Print the items from the line that contains "technology-circle: 技术 <box>500" through the line that contains "phase-arrow-bizdevops: BizDevOps Dev和Ops融合基础上，Biz与技术融合", including both of those lines, with no changes.

──────────────────────────────

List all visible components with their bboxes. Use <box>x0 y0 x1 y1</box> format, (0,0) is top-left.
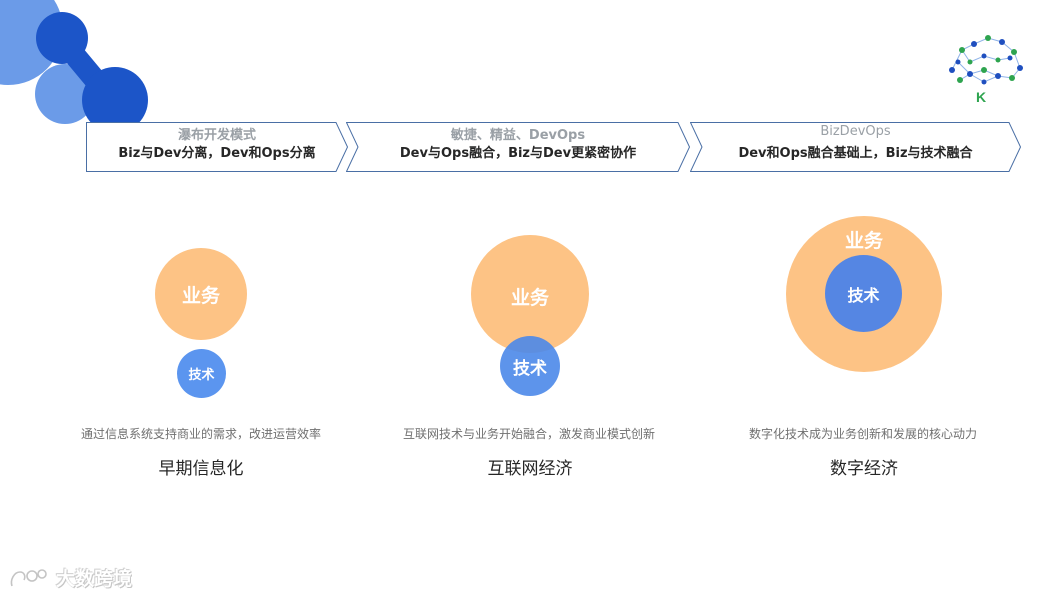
technology-circle: 技术 <box>500 336 560 396</box>
watermark-text: 大数跨境 <box>56 568 133 590</box>
phase-title: 瀑布开发模式 <box>177 128 256 143</box>
phase-description: Biz与Dev分离，Dev和Ops分离 <box>118 146 316 161</box>
phase-arrow-waterfall: 瀑布开发模式 Biz与Dev分离，Dev和Ops分离 <box>86 122 348 172</box>
phase-title: 敏捷、精益、DevOps <box>450 128 586 143</box>
phase-title: BizDevOps <box>820 124 891 139</box>
watermark: 大数跨境 <box>8 564 132 591</box>
business-label: 业务 <box>844 230 883 252</box>
stage-caption: 通过信息系统支持商业的需求，改进运营效率 <box>80 427 321 441</box>
svg-text:K: K <box>976 89 986 105</box>
deco-node-top <box>36 12 88 64</box>
phase-arrow-bizdevops: BizDevOps Dev和Ops融合基础上，Biz与技术融合 <box>690 122 1021 172</box>
phase-description: Dev与Ops融合，Biz与Dev更紧密协作 <box>399 146 637 161</box>
business-circle: 业务 <box>155 248 247 340</box>
brain-logo-icon: K <box>949 35 1023 105</box>
phase-description: Dev和Ops融合基础上，Biz与技术融合 <box>738 146 973 161</box>
molecule-decoration <box>0 0 148 133</box>
technology-circle: 技术 <box>825 255 902 332</box>
stage-name: 互联网经济 <box>487 459 573 479</box>
stage-caption: 数字化技术成为业务创新和发展的核心动力 <box>748 427 977 441</box>
stage-name: 早期信息化 <box>158 459 244 479</box>
stage-caption: 互联网技术与业务开始融合，激发商业模式创新 <box>402 427 655 441</box>
watermark-logo-icon <box>10 568 47 586</box>
stage-name: 数字经济 <box>830 459 898 479</box>
business-label: 业务 <box>510 287 549 309</box>
phase-arrow-agile: 敏捷、精益、DevOps Dev与Ops融合，Biz与Dev更紧密协作 <box>346 122 690 172</box>
technology-circle: 技术 <box>177 349 226 398</box>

──────────────────────────────

▶ **COMPLETE RESPONSE**:
technology-circle: 技术 <box>500 336 560 396</box>
watermark-text: 大数跨境 <box>56 568 133 590</box>
phase-title: 瀑布开发模式 <box>177 128 256 143</box>
phase-description: Biz与Dev分离，Dev和Ops分离 <box>118 146 316 161</box>
phase-arrow-waterfall: 瀑布开发模式 Biz与Dev分离，Dev和Ops分离 <box>86 122 348 172</box>
phase-title: 敏捷、精益、DevOps <box>450 128 586 143</box>
phase-title: BizDevOps <box>820 124 891 139</box>
watermark: 大数跨境 <box>8 564 132 591</box>
business-label: 业务 <box>844 230 883 252</box>
stage-caption: 通过信息系统支持商业的需求，改进运营效率 <box>80 427 321 441</box>
svg-text:K: K <box>976 89 986 105</box>
deco-node-top <box>36 12 88 64</box>
phase-arrow-bizdevops: BizDevOps Dev和Ops融合基础上，Biz与技术融合 <box>690 122 1021 172</box>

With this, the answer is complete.